*REQUIREMENTS:*
Return all lines from the listing below in which the string "screenshot" occurs.

*ITEMS:*
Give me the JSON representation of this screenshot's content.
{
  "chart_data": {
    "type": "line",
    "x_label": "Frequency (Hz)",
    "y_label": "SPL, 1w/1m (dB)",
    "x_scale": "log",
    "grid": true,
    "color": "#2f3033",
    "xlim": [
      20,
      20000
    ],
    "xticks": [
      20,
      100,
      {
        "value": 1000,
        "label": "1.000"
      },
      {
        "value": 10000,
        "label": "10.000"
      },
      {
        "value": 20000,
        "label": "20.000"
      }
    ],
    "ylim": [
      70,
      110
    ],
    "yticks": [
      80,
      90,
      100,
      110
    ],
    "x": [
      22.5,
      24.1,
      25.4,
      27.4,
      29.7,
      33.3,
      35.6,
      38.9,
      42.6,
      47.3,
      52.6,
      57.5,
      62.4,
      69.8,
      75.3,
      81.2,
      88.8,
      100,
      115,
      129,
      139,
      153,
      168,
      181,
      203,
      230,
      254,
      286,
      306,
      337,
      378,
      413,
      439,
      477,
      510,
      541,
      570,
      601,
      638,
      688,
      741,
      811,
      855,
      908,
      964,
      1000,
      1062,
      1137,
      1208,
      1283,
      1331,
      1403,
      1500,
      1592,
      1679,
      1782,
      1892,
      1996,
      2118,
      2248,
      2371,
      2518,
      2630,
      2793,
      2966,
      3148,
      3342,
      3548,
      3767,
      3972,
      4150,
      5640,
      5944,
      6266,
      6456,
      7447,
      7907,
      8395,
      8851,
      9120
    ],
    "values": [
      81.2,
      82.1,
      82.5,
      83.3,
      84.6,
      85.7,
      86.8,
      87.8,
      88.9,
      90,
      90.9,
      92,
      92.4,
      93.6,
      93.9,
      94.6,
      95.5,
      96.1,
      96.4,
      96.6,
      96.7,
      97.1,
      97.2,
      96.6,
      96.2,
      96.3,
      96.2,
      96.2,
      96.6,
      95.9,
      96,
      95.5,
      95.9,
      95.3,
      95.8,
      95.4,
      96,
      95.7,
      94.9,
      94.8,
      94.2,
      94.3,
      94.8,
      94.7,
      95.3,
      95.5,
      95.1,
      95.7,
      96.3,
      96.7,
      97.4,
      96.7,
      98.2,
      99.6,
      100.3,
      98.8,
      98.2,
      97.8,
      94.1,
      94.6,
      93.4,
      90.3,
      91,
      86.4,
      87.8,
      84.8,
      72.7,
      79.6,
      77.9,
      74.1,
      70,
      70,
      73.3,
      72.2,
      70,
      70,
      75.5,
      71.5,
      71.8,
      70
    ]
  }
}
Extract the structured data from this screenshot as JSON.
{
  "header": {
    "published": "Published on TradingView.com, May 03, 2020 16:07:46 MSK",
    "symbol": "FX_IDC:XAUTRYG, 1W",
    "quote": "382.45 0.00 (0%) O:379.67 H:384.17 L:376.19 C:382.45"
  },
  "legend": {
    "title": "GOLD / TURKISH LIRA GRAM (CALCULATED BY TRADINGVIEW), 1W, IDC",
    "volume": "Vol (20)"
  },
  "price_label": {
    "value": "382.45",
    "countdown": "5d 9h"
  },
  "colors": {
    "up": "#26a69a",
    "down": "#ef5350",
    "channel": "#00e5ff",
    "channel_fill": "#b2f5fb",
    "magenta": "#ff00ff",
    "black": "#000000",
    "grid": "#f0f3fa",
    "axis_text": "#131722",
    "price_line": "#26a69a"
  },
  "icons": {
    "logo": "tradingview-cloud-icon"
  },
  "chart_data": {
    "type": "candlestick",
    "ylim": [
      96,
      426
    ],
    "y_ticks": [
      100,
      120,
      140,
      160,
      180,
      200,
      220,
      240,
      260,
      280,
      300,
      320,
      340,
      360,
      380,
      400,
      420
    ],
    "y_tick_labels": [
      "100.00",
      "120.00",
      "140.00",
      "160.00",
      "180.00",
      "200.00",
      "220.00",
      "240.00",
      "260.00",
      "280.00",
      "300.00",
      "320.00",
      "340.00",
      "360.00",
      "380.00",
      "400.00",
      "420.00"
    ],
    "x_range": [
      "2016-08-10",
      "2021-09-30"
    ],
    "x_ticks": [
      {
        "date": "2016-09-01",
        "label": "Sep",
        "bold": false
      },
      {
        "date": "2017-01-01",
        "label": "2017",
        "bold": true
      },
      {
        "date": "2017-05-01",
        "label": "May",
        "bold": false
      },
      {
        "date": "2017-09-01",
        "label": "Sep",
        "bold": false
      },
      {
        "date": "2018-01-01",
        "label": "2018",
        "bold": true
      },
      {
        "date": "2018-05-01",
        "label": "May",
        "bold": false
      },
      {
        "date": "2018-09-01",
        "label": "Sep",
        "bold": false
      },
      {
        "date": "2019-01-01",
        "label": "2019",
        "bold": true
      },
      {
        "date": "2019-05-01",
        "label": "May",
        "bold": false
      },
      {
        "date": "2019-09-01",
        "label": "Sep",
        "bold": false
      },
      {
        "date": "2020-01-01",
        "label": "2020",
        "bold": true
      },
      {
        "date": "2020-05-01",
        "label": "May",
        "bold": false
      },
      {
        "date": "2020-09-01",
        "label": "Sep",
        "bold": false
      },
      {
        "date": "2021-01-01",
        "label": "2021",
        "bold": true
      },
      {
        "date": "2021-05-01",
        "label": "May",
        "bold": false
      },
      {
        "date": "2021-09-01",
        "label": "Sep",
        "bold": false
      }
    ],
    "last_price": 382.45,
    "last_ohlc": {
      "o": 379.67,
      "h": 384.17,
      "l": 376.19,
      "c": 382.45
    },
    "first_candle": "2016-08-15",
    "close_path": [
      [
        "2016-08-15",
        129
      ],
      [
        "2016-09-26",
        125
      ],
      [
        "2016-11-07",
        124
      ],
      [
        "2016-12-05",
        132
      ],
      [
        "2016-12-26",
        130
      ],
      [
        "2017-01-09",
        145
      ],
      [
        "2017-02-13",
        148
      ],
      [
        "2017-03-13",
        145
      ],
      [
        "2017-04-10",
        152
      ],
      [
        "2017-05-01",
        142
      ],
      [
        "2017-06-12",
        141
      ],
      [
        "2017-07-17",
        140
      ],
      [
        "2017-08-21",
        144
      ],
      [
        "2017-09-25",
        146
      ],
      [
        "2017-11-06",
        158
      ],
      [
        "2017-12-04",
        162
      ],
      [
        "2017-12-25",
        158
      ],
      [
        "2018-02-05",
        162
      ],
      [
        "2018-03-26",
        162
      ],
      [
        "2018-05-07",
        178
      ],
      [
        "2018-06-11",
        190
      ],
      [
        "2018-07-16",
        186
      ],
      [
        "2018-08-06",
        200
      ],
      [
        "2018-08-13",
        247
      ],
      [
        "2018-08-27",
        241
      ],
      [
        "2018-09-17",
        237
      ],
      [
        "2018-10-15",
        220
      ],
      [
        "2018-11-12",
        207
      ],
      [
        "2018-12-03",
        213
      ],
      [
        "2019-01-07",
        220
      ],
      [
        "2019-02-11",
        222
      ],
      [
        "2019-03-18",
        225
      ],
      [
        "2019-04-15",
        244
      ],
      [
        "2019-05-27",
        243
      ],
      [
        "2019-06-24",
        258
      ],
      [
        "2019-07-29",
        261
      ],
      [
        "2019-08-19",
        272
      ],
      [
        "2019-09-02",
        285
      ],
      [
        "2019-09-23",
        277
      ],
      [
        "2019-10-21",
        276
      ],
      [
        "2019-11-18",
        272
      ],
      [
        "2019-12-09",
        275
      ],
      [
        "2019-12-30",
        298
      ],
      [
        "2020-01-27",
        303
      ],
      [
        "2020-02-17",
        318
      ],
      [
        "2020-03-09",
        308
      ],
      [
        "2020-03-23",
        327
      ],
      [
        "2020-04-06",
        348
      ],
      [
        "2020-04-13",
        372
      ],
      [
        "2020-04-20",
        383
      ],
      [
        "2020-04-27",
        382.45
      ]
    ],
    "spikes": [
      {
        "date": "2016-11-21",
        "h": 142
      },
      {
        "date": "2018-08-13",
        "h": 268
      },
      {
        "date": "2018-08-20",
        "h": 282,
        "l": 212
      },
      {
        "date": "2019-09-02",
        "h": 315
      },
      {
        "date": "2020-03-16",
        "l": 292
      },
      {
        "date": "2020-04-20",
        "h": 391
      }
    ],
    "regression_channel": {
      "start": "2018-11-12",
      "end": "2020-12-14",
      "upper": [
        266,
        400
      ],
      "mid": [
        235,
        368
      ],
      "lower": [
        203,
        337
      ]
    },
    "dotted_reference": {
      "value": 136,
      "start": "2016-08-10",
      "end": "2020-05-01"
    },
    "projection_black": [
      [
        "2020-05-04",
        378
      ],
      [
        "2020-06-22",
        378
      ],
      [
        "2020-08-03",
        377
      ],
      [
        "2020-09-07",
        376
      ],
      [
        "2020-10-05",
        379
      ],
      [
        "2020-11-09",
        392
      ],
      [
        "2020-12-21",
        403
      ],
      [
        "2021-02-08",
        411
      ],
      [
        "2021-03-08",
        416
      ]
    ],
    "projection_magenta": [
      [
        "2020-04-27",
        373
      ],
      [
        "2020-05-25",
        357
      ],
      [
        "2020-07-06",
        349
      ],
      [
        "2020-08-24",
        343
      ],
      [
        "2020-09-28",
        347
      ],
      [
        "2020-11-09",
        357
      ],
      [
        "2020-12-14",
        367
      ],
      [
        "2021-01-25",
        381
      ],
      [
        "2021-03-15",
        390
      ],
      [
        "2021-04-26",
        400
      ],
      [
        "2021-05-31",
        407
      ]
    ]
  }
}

*REPLY:*
Give me the JSON representation of this screenshot's content.
Extract the structured data from this screenshot as JSON.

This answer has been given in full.